> Your instructions: All entries must be extracted exactly, with nothing added or dropped.
>> start Extracted entries
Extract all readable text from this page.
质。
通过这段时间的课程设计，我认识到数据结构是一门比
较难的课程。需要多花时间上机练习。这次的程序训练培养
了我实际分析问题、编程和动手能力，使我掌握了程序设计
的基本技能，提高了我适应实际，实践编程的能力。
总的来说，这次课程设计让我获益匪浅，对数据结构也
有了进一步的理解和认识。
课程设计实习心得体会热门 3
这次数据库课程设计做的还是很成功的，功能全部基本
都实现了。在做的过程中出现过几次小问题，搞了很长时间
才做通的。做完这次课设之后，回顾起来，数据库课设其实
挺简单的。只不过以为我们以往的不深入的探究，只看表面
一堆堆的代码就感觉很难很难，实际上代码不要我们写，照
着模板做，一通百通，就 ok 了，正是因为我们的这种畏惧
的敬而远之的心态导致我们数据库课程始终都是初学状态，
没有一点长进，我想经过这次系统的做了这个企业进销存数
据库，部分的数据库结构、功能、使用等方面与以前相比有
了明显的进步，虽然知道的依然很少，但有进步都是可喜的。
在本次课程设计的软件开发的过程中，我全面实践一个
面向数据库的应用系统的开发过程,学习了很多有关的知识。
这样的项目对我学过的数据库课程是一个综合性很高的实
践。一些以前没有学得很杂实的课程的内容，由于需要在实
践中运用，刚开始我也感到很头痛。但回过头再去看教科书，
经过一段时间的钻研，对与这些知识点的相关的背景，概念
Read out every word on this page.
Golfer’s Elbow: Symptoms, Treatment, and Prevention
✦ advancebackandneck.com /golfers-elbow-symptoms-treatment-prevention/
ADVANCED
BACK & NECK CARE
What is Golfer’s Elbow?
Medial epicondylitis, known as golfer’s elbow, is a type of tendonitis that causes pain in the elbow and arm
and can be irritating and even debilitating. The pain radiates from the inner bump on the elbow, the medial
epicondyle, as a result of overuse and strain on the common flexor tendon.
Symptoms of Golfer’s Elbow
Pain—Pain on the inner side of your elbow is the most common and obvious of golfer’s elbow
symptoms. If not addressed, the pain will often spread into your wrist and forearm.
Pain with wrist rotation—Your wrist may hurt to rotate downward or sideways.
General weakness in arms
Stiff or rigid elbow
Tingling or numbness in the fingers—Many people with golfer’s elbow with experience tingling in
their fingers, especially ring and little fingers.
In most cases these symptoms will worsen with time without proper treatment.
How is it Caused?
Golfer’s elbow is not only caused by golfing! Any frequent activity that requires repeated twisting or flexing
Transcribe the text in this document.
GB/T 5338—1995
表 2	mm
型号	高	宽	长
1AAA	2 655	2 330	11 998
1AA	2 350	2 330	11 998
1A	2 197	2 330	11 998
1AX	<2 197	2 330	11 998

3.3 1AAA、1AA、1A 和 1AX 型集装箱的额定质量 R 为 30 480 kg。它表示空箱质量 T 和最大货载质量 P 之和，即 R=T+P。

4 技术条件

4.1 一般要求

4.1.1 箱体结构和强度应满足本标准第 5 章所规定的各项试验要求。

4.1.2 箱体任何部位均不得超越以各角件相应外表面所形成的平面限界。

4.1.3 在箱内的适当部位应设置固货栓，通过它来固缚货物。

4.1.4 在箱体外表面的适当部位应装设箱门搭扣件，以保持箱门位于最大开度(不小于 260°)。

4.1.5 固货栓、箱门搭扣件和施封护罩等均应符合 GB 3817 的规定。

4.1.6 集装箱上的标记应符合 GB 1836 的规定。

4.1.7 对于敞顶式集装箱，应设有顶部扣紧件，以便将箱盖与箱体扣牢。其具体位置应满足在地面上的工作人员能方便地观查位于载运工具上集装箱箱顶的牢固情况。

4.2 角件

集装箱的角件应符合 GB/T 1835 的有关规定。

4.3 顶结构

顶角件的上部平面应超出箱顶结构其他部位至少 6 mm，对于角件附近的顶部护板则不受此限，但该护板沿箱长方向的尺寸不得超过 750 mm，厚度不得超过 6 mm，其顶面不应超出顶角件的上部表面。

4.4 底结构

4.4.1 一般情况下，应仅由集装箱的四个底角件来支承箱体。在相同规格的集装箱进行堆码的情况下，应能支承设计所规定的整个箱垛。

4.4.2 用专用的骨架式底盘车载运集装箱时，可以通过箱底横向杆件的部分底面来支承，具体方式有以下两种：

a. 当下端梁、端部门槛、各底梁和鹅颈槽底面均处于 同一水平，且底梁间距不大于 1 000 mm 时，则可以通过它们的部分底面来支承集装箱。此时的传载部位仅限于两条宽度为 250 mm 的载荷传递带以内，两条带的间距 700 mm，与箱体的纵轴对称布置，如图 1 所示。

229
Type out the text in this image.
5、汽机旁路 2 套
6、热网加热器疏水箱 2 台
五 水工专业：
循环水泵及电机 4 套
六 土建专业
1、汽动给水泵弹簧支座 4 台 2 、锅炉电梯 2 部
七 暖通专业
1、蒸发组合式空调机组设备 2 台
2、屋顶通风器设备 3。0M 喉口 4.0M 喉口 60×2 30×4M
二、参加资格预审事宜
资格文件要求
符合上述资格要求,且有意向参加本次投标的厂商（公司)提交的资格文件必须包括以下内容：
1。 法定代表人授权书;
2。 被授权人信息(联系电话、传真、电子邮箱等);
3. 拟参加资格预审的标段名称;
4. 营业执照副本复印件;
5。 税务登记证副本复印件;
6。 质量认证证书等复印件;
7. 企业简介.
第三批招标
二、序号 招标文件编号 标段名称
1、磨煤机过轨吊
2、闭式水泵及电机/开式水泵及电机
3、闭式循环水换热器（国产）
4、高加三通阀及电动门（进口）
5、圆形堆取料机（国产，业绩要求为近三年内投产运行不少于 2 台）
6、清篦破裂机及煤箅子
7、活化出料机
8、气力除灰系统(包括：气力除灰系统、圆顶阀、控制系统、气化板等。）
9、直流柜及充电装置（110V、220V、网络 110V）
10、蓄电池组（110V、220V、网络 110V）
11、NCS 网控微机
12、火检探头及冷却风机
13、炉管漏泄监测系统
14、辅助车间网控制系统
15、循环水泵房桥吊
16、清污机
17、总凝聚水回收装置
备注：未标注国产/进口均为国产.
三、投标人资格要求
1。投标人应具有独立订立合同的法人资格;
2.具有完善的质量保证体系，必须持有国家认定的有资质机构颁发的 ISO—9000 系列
>> end Extracted entries
> The response:
Extract all readable text from this page.
质。
通过这段时间的课程设计，我认识到数据结构是一门比
较难的课程。需要多花时间上机练习。这次的程序训练培养
了我实际分析问题、编程和动手能力，使我掌握了程序设计
的基本技能，提高了我适应实际，实践编程的能力。
总的来说，这次课程设计让我获益匪浅，对数据结构也
有了进一步的理解和认识。
课程设计实习心得体会热门 3
这次数据库课程设计做的还是很成功的，功能全部基本
都实现了。在做的过程中出现过几次小问题，搞了很长时间
才做通的。做完这次课设之后，回顾起来，数据库课设其实
挺简单的。只不过以为我们以往的不深入的探究，只看表面
一堆堆的代码就感觉很难很难，实际上代码不要我们写，照
着模板做，一通百通，就 ok 了，正是因为我们的这种畏惧
的敬而远之的心态导致我们数据库课程始终都是初学状态，
没有一点长进，我想经过这次系统的做了这个企业进销存数
据库，部分的数据库结构、功能、使用等方面与以前相比有
了明显的进步，虽然知道的依然很少，但有进步都是可喜的。
在本次课程设计的软件开发的过程中，我全面实践一个
面向数据库的应用系统的开发过程,学习了很多有关的知识。
这样的项目对我学过的数据库课程是一个综合性很高的实
践。一些以前没有学得很杂实的课程的内容，由于需要在实
践中运用，刚开始我也感到很头痛。但回过头再去看教科书，
经过一段时间的钻研，对与这些知识点的相关的背景，概念
Read out every word on this page.
Golfer’s Elbow: Symptoms, Treatment, and Prevention
✦ advancebackandneck.com /golfers-elbow-symptoms-treatment-prevention/
ADVANCED
BACK & NECK CARE
What is Golfer’s Elbow?
Medial epicondylitis, known as golfer’s elbow, is a type of tendonitis that causes pain in the elbow and arm
and can be irritating and even debilitating. The pain radiates from the inner bump on the elbow, the medial
epicondyle, as a result of overuse and strain on the common flexor tendon.
Symptoms of Golfer’s Elbow
Pain—Pain on the inner side of your elbow is the most common and obvious of golfer’s elbow
symptoms. If not addressed, the pain will often spread into your wrist and forearm.
Pain with wrist rotation—Your wrist may hurt to rotate downward or sideways.
General weakness in arms
Stiff or rigid elbow
Tingling or numbness in the fingers—Many people with golfer’s elbow with experience tingling in
their fingers, especially ring and little fingers.
In most cases these symptoms will worsen with time without proper treatment.
How is it Caused?
Golfer’s elbow is not only caused by golfing! Any frequent activity that requires repeated twisting or flexing
Transcribe the text in this document.
GB/T 5338—1995
表 2	mm
型号	高	宽	长
1AAA	2 655	2 330	11 998
1AA	2 350	2 330	11 998
1A	2 197	2 330	11 998
1AX	<2 197	2 330	11 998

3.3 1AAA、1AA、1A 和 1AX 型集装箱的额定质量 R 为 30 480 kg。它表示空箱质量 T 和最大货载质量 P 之和，即 R=T+P。

4 技术条件

4.1 一般要求

4.1.1 箱体结构和强度应满足本标准第 5 章所规定的各项试验要求。

4.1.2 箱体任何部位均不得超越以各角件相应外表面所形成的平面限界。

4.1.3 在箱内的适当部位应设置固货栓，通过它来固缚货物。

4.1.4 在箱体外表面的适当部位应装设箱门搭扣件，以保持箱门位于最大开度(不小于 260°)。

4.1.5 固货栓、箱门搭扣件和施封护罩等均应符合 GB 3817 的规定。

4.1.6 集装箱上的标记应符合 GB 1836 的规定。

4.1.7 对于敞顶式集装箱，应设有顶部扣紧件，以便将箱盖与箱体扣牢。其具体位置应满足在地面上的工作人员能方便地观查位于载运工具上集装箱箱顶的牢固情况。

4.2 角件

集装箱的角件应符合 GB/T 1835 的有关规定。

4.3 顶结构

顶角件的上部平面应超出箱顶结构其他部位至少 6 mm，对于角件附近的顶部护板则不受此限，但该护板沿箱长方向的尺寸不得超过 750 mm，厚度不得超过 6 mm，其顶面不应超出顶角件的上部表面。

4.4 底结构

4.4.1 一般情况下，应仅由集装箱的四个底角件来支承箱体。在相同规格的集装箱进行堆码的情况下，应能支承设计所规定的整个箱垛。

4.4.2 用专用的骨架式底盘车载运集装箱时，可以通过箱底横向杆件的部分底面来支承，具体方式有以下两种：

a. 当下端梁、端部门槛、各底梁和鹅颈槽底面均处于 同一水平，且底梁间距不大于 1 000 mm 时，则可以通过它们的部分底面来支承集装箱。此时的传载部位仅限于两条宽度为 250 mm 的载荷传递带以内，两条带的间距 700 mm，与箱体的纵轴对称布置，如图 1 所示。

229
Type out the text in this image.
5、汽机旁路 2 套
6、热网加热器疏水箱 2 台
五 水工专业：
循环水泵及电机 4 套
六 土建专业
1、汽动给水泵弹簧支座 4 台 2 、锅炉电梯 2 部
七 暖通专业
1、蒸发组合式空调机组设备 2 台
2、屋顶通风器设备 3。0M 喉口 4.0M 喉口 60×2 30×4M
二、参加资格预审事宜
资格文件要求
符合上述资格要求,且有意向参加本次投标的厂商（公司)提交的资格文件必须包括以下内容：
1。 法定代表人授权书;
2。 被授权人信息(联系电话、传真、电子邮箱等);
3. 拟参加资格预审的标段名称;
4. 营业执照副本复印件;
5。 税务登记证副本复印件;
6。 质量认证证书等复印件;
7. 企业简介.
第三批招标
二、序号 招标文件编号 标段名称
1、磨煤机过轨吊
2、闭式水泵及电机/开式水泵及电机
3、闭式循环水换热器（国产）
4、高加三通阀及电动门（进口）
5、圆形堆取料机（国产，业绩要求为近三年内投产运行不少于 2 台）
6、清篦破裂机及煤箅子
7、活化出料机
8、气力除灰系统(包括：气力除灰系统、圆顶阀、控制系统、气化板等。）
9、直流柜及充电装置（110V、220V、网络 110V）
10、蓄电池组（110V、220V、网络 110V）
11、NCS 网控微机
12、火检探头及冷却风机
13、炉管漏泄监测系统
14、辅助车间网控制系统
15、循环水泵房桥吊
16、清污机
17、总凝聚水回收装置
备注：未标注国产/进口均为国产.
三、投标人资格要求
1。投标人应具有独立订立合同的法人资格;
2.具有完善的质量保证体系，必须持有国家认定的有资质机构颁发的 ISO—9000 系列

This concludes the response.